(Dataset items)
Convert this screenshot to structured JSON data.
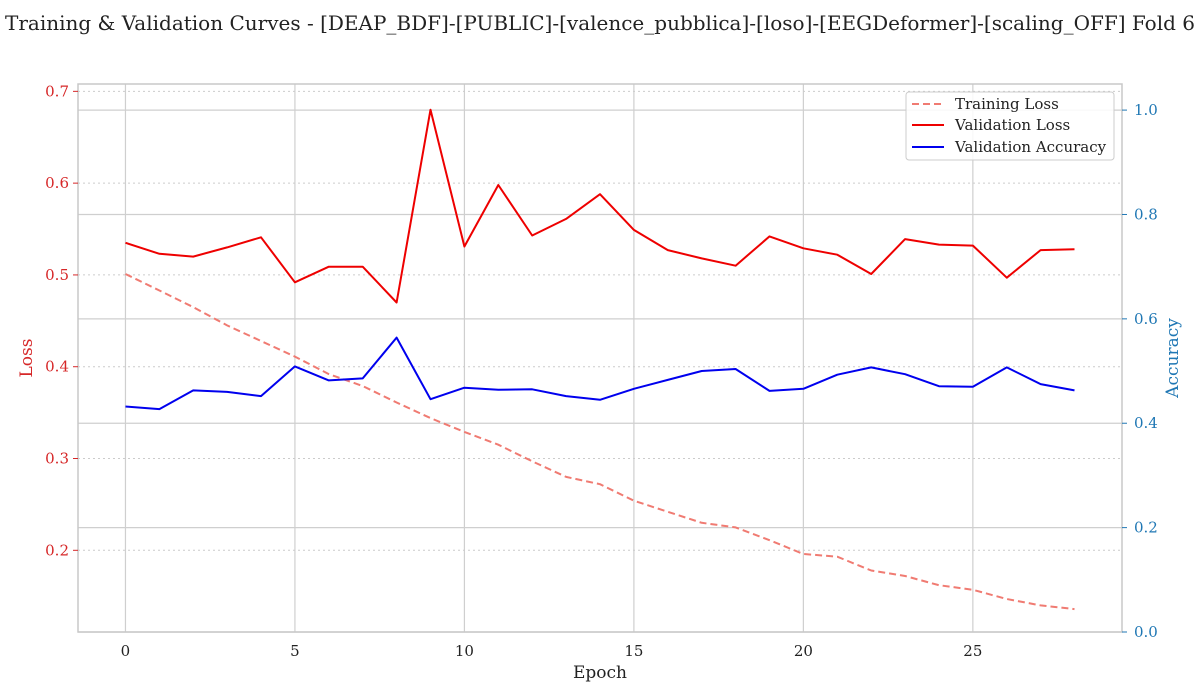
{
  "chart_data": {
    "type": "line",
    "title": "Training & Validation Curves - [DEAP_BDF]-[PUBLIC]-[valence_pubblica]-[loso]-[EEGDeformer]-[scaling_OFF] Fold 6",
    "xlabel": "Epoch",
    "ylabel_left": "Loss",
    "ylabel_right": "Accuracy",
    "xlim": [
      -1.4,
      29.4
    ],
    "ylim_left": [
      0.111,
      0.708
    ],
    "ylim_right": [
      0.0,
      1.05
    ],
    "xticks": [
      0,
      5,
      10,
      15,
      20,
      25
    ],
    "yticks_left": [
      0.2,
      0.3,
      0.4,
      0.5,
      0.6,
      0.7
    ],
    "yticks_right": [
      0.0,
      0.2,
      0.4,
      0.6,
      0.8,
      1.0
    ],
    "grid": true,
    "legend_position": "top-right",
    "colors": {
      "left_axis": "#d62728",
      "right_axis": "#1f77b4",
      "training_loss": "#f07b72",
      "validation_loss": "#ee0000",
      "validation_accuracy": "#0000ee"
    },
    "x": [
      0,
      1,
      2,
      3,
      4,
      5,
      6,
      7,
      8,
      9,
      10,
      11,
      12,
      13,
      14,
      15,
      16,
      17,
      18,
      19,
      20,
      21,
      22,
      23,
      24,
      25,
      26,
      27,
      28
    ],
    "series": [
      {
        "name": "Training Loss",
        "axis": "left",
        "style": "dashed",
        "values": [
          0.501,
          0.483,
          0.465,
          0.445,
          0.428,
          0.411,
          0.392,
          0.379,
          0.361,
          0.344,
          0.329,
          0.315,
          0.297,
          0.28,
          0.272,
          0.254,
          0.242,
          0.23,
          0.225,
          0.211,
          0.196,
          0.193,
          0.178,
          0.172,
          0.162,
          0.157,
          0.147,
          0.14,
          0.136
        ]
      },
      {
        "name": "Validation Loss",
        "axis": "left",
        "style": "solid",
        "values": [
          0.535,
          0.523,
          0.52,
          0.53,
          0.541,
          0.492,
          0.509,
          0.509,
          0.47,
          0.68,
          0.531,
          0.598,
          0.543,
          0.561,
          0.588,
          0.549,
          0.527,
          0.518,
          0.51,
          0.542,
          0.529,
          0.522,
          0.501,
          0.539,
          0.533,
          0.532,
          0.497,
          0.527,
          0.528
        ]
      },
      {
        "name": "Validation Accuracy",
        "axis": "right",
        "style": "solid",
        "values": [
          0.432,
          0.427,
          0.463,
          0.46,
          0.452,
          0.509,
          0.482,
          0.486,
          0.564,
          0.446,
          0.468,
          0.464,
          0.465,
          0.452,
          0.445,
          0.466,
          0.483,
          0.5,
          0.504,
          0.462,
          0.466,
          0.493,
          0.507,
          0.494,
          0.471,
          0.47,
          0.507,
          0.475,
          0.463
        ]
      }
    ]
  }
}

TASK GOAL: Go through the data and gather every line that holds "name".

EXERCISE RESPONSE:
        "name": "Training Loss",
        "name": "Validation Loss",
        "name": "Validation Accuracy",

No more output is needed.